• [Problem description]
Lines holding the string "name" are the ones to copy; find them all in the data.

(Figure record extracts)
________

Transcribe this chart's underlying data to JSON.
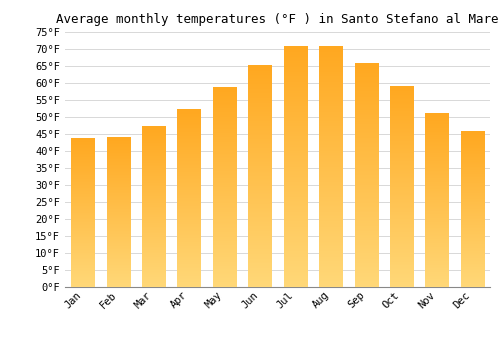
{
  "title": "Average monthly temperatures (°F ) in Santo Stefano al Mare",
  "months": [
    "Jan",
    "Feb",
    "Mar",
    "Apr",
    "May",
    "Jun",
    "Jul",
    "Aug",
    "Sep",
    "Oct",
    "Nov",
    "Dec"
  ],
  "values": [
    43.5,
    44.0,
    47.0,
    52.0,
    58.5,
    65.0,
    70.5,
    70.5,
    65.5,
    59.0,
    51.0,
    45.5
  ],
  "bar_color_main": "#FFA820",
  "bar_color_light": "#FFD878",
  "ylim": [
    0,
    75
  ],
  "yticks": [
    0,
    5,
    10,
    15,
    20,
    25,
    30,
    35,
    40,
    45,
    50,
    55,
    60,
    65,
    70,
    75
  ],
  "background_color": "#ffffff",
  "grid_color": "#d8d8d8",
  "title_fontsize": 9,
  "tick_fontsize": 7.5,
  "font_family": "monospace"
}
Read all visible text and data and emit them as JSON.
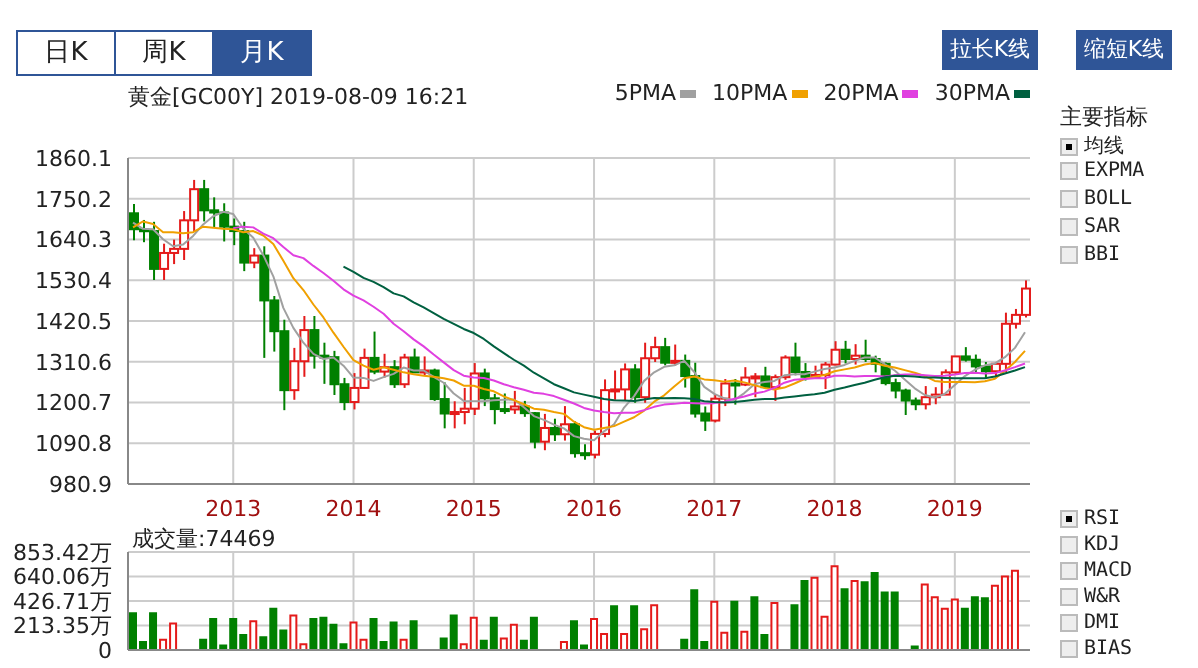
{
  "chart_data": [
    {
      "type": "candlestick",
      "title": "黄金[GC00Y] 2019-08-09 16:21",
      "categories": [
        null,
        null,
        null,
        null,
        null,
        null,
        null,
        null,
        null,
        null,
        "2013",
        null,
        null,
        null,
        null,
        null,
        null,
        null,
        null,
        null,
        null,
        null,
        "2014",
        null,
        null,
        null,
        null,
        null,
        null,
        null,
        null,
        null,
        null,
        null,
        "2015",
        null,
        null,
        null,
        null,
        null,
        null,
        null,
        null,
        null,
        null,
        null,
        "2016",
        null,
        null,
        null,
        null,
        null,
        null,
        null,
        null,
        null,
        null,
        null,
        "2017",
        null,
        null,
        null,
        null,
        null,
        null,
        null,
        null,
        null,
        null,
        null,
        "2018",
        null,
        null,
        null,
        null,
        null,
        null,
        null,
        null,
        null,
        null,
        null,
        "2019",
        null,
        null,
        null,
        null,
        null,
        null,
        null
      ],
      "ohlc": [
        [
          1711,
          1736,
          1638,
          1668
        ],
        [
          1668,
          1693,
          1633,
          1663
        ],
        [
          1663,
          1688,
          1531,
          1561
        ],
        [
          1561,
          1629,
          1531,
          1604
        ],
        [
          1604,
          1640,
          1574,
          1615
        ],
        [
          1615,
          1717,
          1585,
          1692
        ],
        [
          1692,
          1801,
          1662,
          1776
        ],
        [
          1776,
          1801,
          1689,
          1719
        ],
        [
          1719,
          1754,
          1672,
          1713
        ],
        [
          1713,
          1738,
          1635,
          1675
        ],
        [
          1675,
          1697,
          1625,
          1663
        ],
        [
          1663,
          1688,
          1555,
          1578
        ],
        [
          1578,
          1617,
          1563,
          1597
        ],
        [
          1597,
          1622,
          1321,
          1476
        ],
        [
          1476,
          1488,
          1338,
          1393
        ],
        [
          1393,
          1424,
          1180,
          1234
        ],
        [
          1234,
          1348,
          1208,
          1312
        ],
        [
          1312,
          1434,
          1270,
          1396
        ],
        [
          1396,
          1434,
          1292,
          1327
        ],
        [
          1327,
          1362,
          1251,
          1323
        ],
        [
          1323,
          1340,
          1221,
          1250
        ],
        [
          1250,
          1267,
          1180,
          1202
        ],
        [
          1202,
          1280,
          1182,
          1240
        ],
        [
          1240,
          1346,
          1238,
          1321
        ],
        [
          1321,
          1392,
          1277,
          1284
        ],
        [
          1284,
          1332,
          1268,
          1296
        ],
        [
          1296,
          1315,
          1240,
          1250
        ],
        [
          1250,
          1332,
          1240,
          1322
        ],
        [
          1322,
          1346,
          1280,
          1282
        ],
        [
          1282,
          1325,
          1273,
          1287
        ],
        [
          1287,
          1292,
          1205,
          1210
        ],
        [
          1210,
          1255,
          1131,
          1171
        ],
        [
          1171,
          1204,
          1131,
          1175
        ],
        [
          1175,
          1240,
          1142,
          1184
        ],
        [
          1184,
          1307,
          1167,
          1279
        ],
        [
          1279,
          1292,
          1191,
          1212
        ],
        [
          1212,
          1224,
          1142,
          1183
        ],
        [
          1183,
          1225,
          1170,
          1182
        ],
        [
          1182,
          1232,
          1170,
          1190
        ],
        [
          1190,
          1205,
          1162,
          1172
        ],
        [
          1172,
          1175,
          1077,
          1095
        ],
        [
          1095,
          1170,
          1072,
          1132
        ],
        [
          1132,
          1157,
          1097,
          1115
        ],
        [
          1115,
          1191,
          1098,
          1142
        ],
        [
          1142,
          1150,
          1052,
          1064
        ],
        [
          1064,
          1088,
          1046,
          1060
        ],
        [
          1060,
          1125,
          1050,
          1116
        ],
        [
          1116,
          1263,
          1107,
          1234
        ],
        [
          1234,
          1287,
          1208,
          1236
        ],
        [
          1236,
          1306,
          1207,
          1290
        ],
        [
          1290,
          1304,
          1200,
          1215
        ],
        [
          1215,
          1362,
          1200,
          1320
        ],
        [
          1320,
          1378,
          1310,
          1350
        ],
        [
          1350,
          1375,
          1301,
          1308
        ],
        [
          1308,
          1357,
          1300,
          1313
        ],
        [
          1313,
          1330,
          1241,
          1272
        ],
        [
          1272,
          1308,
          1160,
          1171
        ],
        [
          1171,
          1190,
          1124,
          1152
        ],
        [
          1152,
          1223,
          1147,
          1211
        ],
        [
          1211,
          1264,
          1191,
          1252
        ],
        [
          1252,
          1264,
          1195,
          1249
        ],
        [
          1249,
          1296,
          1245,
          1268
        ],
        [
          1268,
          1280,
          1215,
          1271
        ],
        [
          1271,
          1297,
          1237,
          1242
        ],
        [
          1242,
          1276,
          1205,
          1269
        ],
        [
          1269,
          1328,
          1262,
          1322
        ],
        [
          1322,
          1362,
          1274,
          1283
        ],
        [
          1283,
          1307,
          1260,
          1270
        ],
        [
          1270,
          1300,
          1264,
          1275
        ],
        [
          1275,
          1310,
          1237,
          1303
        ],
        [
          1303,
          1366,
          1301,
          1343
        ],
        [
          1343,
          1367,
          1306,
          1318
        ],
        [
          1318,
          1358,
          1303,
          1327
        ],
        [
          1327,
          1370,
          1310,
          1318
        ],
        [
          1318,
          1327,
          1282,
          1305
        ],
        [
          1305,
          1309,
          1247,
          1253
        ],
        [
          1253,
          1265,
          1212,
          1233
        ],
        [
          1233,
          1238,
          1167,
          1206
        ],
        [
          1206,
          1214,
          1180,
          1196
        ],
        [
          1196,
          1245,
          1182,
          1215
        ],
        [
          1215,
          1242,
          1196,
          1222
        ],
        [
          1222,
          1290,
          1222,
          1282
        ],
        [
          1282,
          1326,
          1277,
          1325
        ],
        [
          1325,
          1350,
          1311,
          1316
        ],
        [
          1316,
          1330,
          1281,
          1298
        ],
        [
          1298,
          1310,
          1267,
          1285
        ],
        [
          1285,
          1305,
          1266,
          1305
        ],
        [
          1305,
          1443,
          1282,
          1413
        ],
        [
          1413,
          1453,
          1400,
          1437
        ],
        [
          1437,
          1530,
          1430,
          1508
        ]
      ],
      "colors": [
        "#008000",
        "#008000",
        "#008000",
        "#e41a1a",
        "#e41a1a",
        "#e41a1a",
        "#e41a1a",
        "#008000",
        "#008000",
        "#008000",
        "#008000",
        "#008000",
        "#e41a1a",
        "#008000",
        "#008000",
        "#008000",
        "#e41a1a",
        "#e41a1a",
        "#008000",
        "#008000",
        "#008000",
        "#008000",
        "#e41a1a",
        "#e41a1a",
        "#008000",
        "#e41a1a",
        "#008000",
        "#e41a1a",
        "#008000",
        "#e41a1a",
        "#008000",
        "#008000",
        "#e41a1a",
        "#e41a1a",
        "#e41a1a",
        "#008000",
        "#008000",
        "#008000",
        "#e41a1a",
        "#008000",
        "#008000",
        "#e41a1a",
        "#008000",
        "#e41a1a",
        "#008000",
        "#008000",
        "#e41a1a",
        "#e41a1a",
        "#e41a1a",
        "#e41a1a",
        "#008000",
        "#e41a1a",
        "#e41a1a",
        "#008000",
        "#e41a1a",
        "#008000",
        "#008000",
        "#008000",
        "#e41a1a",
        "#e41a1a",
        "#008000",
        "#e41a1a",
        "#e41a1a",
        "#008000",
        "#e41a1a",
        "#e41a1a",
        "#008000",
        "#008000",
        "#e41a1a",
        "#e41a1a",
        "#e41a1a",
        "#008000",
        "#e41a1a",
        "#008000",
        "#008000",
        "#008000",
        "#008000",
        "#008000",
        "#008000",
        "#e41a1a",
        "#e41a1a",
        "#e41a1a",
        "#e41a1a",
        "#008000",
        "#008000",
        "#008000",
        "#e41a1a",
        "#e41a1a",
        "#e41a1a",
        "#e41a1a"
      ],
      "series": [
        {
          "name": "5PMA",
          "type": "line",
          "color": "#a0a0a0",
          "values": [
            1686,
            1669,
            1668,
            1641,
            1622,
            1627,
            1650,
            1681,
            1703,
            1715,
            1709,
            1670,
            1645,
            1598,
            1541,
            1456,
            1402,
            1362,
            1332,
            1318,
            1322,
            1300,
            1268,
            1267,
            1259,
            1269,
            1278,
            1295,
            1287,
            1287,
            1270,
            1254,
            1225,
            1205,
            1204,
            1204,
            1207,
            1208,
            1209,
            1188,
            1164,
            1154,
            1141,
            1131,
            1110,
            1103,
            1099,
            1123,
            1142,
            1187,
            1218,
            1259,
            1282,
            1297,
            1301,
            1313,
            1283,
            1243,
            1224,
            1212,
            1207,
            1226,
            1250,
            1256,
            1259,
            1274,
            1277,
            1277,
            1284,
            1291,
            1295,
            1302,
            1313,
            1322,
            1322,
            1304,
            1287,
            1263,
            1239,
            1221,
            1214,
            1224,
            1248,
            1272,
            1289,
            1301,
            1306,
            1323,
            1348,
            1390
          ]
        },
        {
          "name": "10PMA",
          "type": "line",
          "color": "#f0a000",
          "values": [
            1673,
            1689,
            1682,
            1660,
            1660,
            1657,
            1660,
            1675,
            1672,
            1669,
            1668,
            1660,
            1663,
            1651,
            1628,
            1583,
            1536,
            1504,
            1465,
            1430,
            1389,
            1351,
            1315,
            1300,
            1289,
            1296,
            1289,
            1282,
            1277,
            1273,
            1270,
            1266,
            1260,
            1246,
            1246,
            1237,
            1231,
            1217,
            1207,
            1196,
            1184,
            1181,
            1175,
            1170,
            1149,
            1134,
            1127,
            1132,
            1137,
            1149,
            1161,
            1179,
            1203,
            1220,
            1244,
            1266,
            1271,
            1263,
            1261,
            1257,
            1260,
            1255,
            1247,
            1240,
            1236,
            1241,
            1252,
            1264,
            1270,
            1275,
            1285,
            1290,
            1295,
            1303,
            1307,
            1300,
            1295,
            1288,
            1281,
            1272,
            1259,
            1256,
            1256,
            1256,
            1255,
            1258,
            1265,
            1286,
            1310,
            1340
          ]
        },
        {
          "name": "20PMA",
          "type": "line",
          "color": "#e040e0",
          "values": [
            null,
            null,
            null,
            null,
            null,
            null,
            null,
            null,
            null,
            null,
            1671,
            1675,
            1673,
            1656,
            1644,
            1620,
            1598,
            1590,
            1569,
            1550,
            1529,
            1506,
            1489,
            1476,
            1459,
            1440,
            1413,
            1393,
            1371,
            1352,
            1330,
            1309,
            1288,
            1273,
            1268,
            1267,
            1260,
            1250,
            1242,
            1235,
            1227,
            1224,
            1218,
            1208,
            1198,
            1186,
            1179,
            1175,
            1172,
            1173,
            1173,
            1180,
            1189,
            1195,
            1197,
            1200,
            1199,
            1198,
            1199,
            1203,
            1211,
            1217,
            1225,
            1230,
            1240,
            1254,
            1262,
            1264,
            1266,
            1266,
            1273,
            1273,
            1271,
            1272,
            1272,
            1271,
            1274,
            1276,
            1276,
            1274,
            1272,
            1273,
            1276,
            1280,
            1281,
            1279,
            1280,
            1287,
            1296,
            1306
          ]
        },
        {
          "name": "30PMA",
          "type": "line",
          "color": "#006040",
          "values": [
            null,
            null,
            null,
            null,
            null,
            null,
            null,
            null,
            null,
            null,
            null,
            null,
            null,
            null,
            null,
            null,
            null,
            null,
            null,
            null,
            null,
            1567,
            1553,
            1537,
            1526,
            1512,
            1495,
            1487,
            1471,
            1457,
            1442,
            1426,
            1413,
            1399,
            1388,
            1372,
            1352,
            1334,
            1316,
            1300,
            1281,
            1266,
            1250,
            1239,
            1228,
            1222,
            1216,
            1210,
            1207,
            1206,
            1205,
            1209,
            1213,
            1212,
            1213,
            1212,
            1210,
            1204,
            1202,
            1201,
            1202,
            1205,
            1208,
            1210,
            1210,
            1214,
            1217,
            1220,
            1223,
            1227,
            1235,
            1241,
            1248,
            1254,
            1262,
            1269,
            1273,
            1272,
            1271,
            1268,
            1268,
            1267,
            1266,
            1266,
            1266,
            1266,
            1271,
            1279,
            1287,
            1296
          ]
        }
      ],
      "ylim": [
        980.9,
        1860.1
      ],
      "yticks": [
        980.9,
        1090.8,
        1200.7,
        1310.6,
        1420.5,
        1530.4,
        1640.3,
        1750.2,
        1860.1
      ],
      "grid": true,
      "legend": "top right",
      "annotations": [
        "日K",
        "周K",
        "月K",
        "拉长K线",
        "缩短K线",
        "主要指标",
        "均线",
        "EXPMA",
        "BOLL",
        "SAR",
        "BBI"
      ]
    },
    {
      "type": "bar",
      "title": "成交量:74469",
      "categories": [
        null,
        null,
        null,
        null,
        null,
        null,
        null,
        null,
        null,
        null,
        "2013",
        null,
        null,
        null,
        null,
        null,
        null,
        null,
        null,
        null,
        null,
        null,
        "2014",
        null,
        null,
        null,
        null,
        null,
        null,
        null,
        null,
        null,
        null,
        null,
        "2015",
        null,
        null,
        null,
        null,
        null,
        null,
        null,
        null,
        null,
        null,
        null,
        "2016",
        null,
        null,
        null,
        null,
        null,
        null,
        null,
        null,
        null,
        null,
        null,
        "2017",
        null,
        null,
        null,
        null,
        null,
        null,
        null,
        null,
        null,
        null,
        null,
        "2018",
        null,
        null,
        null,
        null,
        null,
        null,
        null,
        null,
        null,
        null,
        null,
        "2019",
        null,
        null,
        null,
        null,
        null,
        null,
        null
      ],
      "values": [
        320,
        70,
        320,
        90,
        230,
        0,
        0,
        90,
        270,
        40,
        270,
        130,
        250,
        110,
        360,
        170,
        300,
        50,
        270,
        280,
        220,
        50,
        240,
        90,
        270,
        70,
        240,
        90,
        250,
        0,
        0,
        100,
        300,
        50,
        280,
        80,
        280,
        100,
        220,
        80,
        280,
        0,
        0,
        70,
        250,
        40,
        270,
        140,
        380,
        140,
        380,
        180,
        390,
        0,
        0,
        90,
        520,
        70,
        420,
        150,
        420,
        160,
        460,
        130,
        410,
        0,
        390,
        600,
        630,
        290,
        730,
        530,
        600,
        590,
        670,
        500,
        500,
        0,
        30,
        570,
        460,
        360,
        440,
        360,
        460,
        450,
        560,
        640,
        690,
        0
      ],
      "colors": [
        "#008000",
        "#008000",
        "#008000",
        "#e41a1a",
        "#e41a1a",
        "#008000",
        "#008000",
        "#008000",
        "#008000",
        "#008000",
        "#008000",
        "#008000",
        "#e41a1a",
        "#008000",
        "#008000",
        "#008000",
        "#e41a1a",
        "#e41a1a",
        "#008000",
        "#008000",
        "#008000",
        "#008000",
        "#e41a1a",
        "#e41a1a",
        "#008000",
        "#008000",
        "#008000",
        "#e41a1a",
        "#008000",
        "#008000",
        "#008000",
        "#008000",
        "#008000",
        "#e41a1a",
        "#e41a1a",
        "#008000",
        "#008000",
        "#e41a1a",
        "#e41a1a",
        "#008000",
        "#008000",
        "#008000",
        "#008000",
        "#e41a1a",
        "#008000",
        "#008000",
        "#e41a1a",
        "#e41a1a",
        "#008000",
        "#e41a1a",
        "#008000",
        "#e41a1a",
        "#e41a1a",
        "#008000",
        "#008000",
        "#008000",
        "#008000",
        "#008000",
        "#e41a1a",
        "#e41a1a",
        "#008000",
        "#e41a1a",
        "#008000",
        "#008000",
        "#e41a1a",
        "#008000",
        "#008000",
        "#008000",
        "#e41a1a",
        "#e41a1a",
        "#e41a1a",
        "#008000",
        "#e41a1a",
        "#008000",
        "#008000",
        "#008000",
        "#008000",
        "#008000",
        "#008000",
        "#e41a1a",
        "#e41a1a",
        "#e41a1a",
        "#e41a1a",
        "#008000",
        "#008000",
        "#008000",
        "#e41a1a",
        "#e41a1a",
        "#e41a1a",
        "#e41a1a"
      ],
      "ylim": [
        0,
        853.42
      ],
      "yticks": [
        0,
        {
          "value": 213.35,
          "label": "213.35万"
        },
        {
          "value": 426.71,
          "label": "426.71万"
        },
        {
          "value": 640.06,
          "label": "640.06万"
        },
        {
          "value": 853.42,
          "label": "853.42万"
        }
      ],
      "grid": true,
      "tick_labels": "y",
      "annotations": [
        "RSI",
        "KDJ",
        "MACD",
        "W&R",
        "DMI",
        "BIAS"
      ]
    }
  ]
}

________

• [Answer in full]
          "name": "5PMA",
          "name": "10PMA",
          "name": "20PMA",
          "name": "30PMA",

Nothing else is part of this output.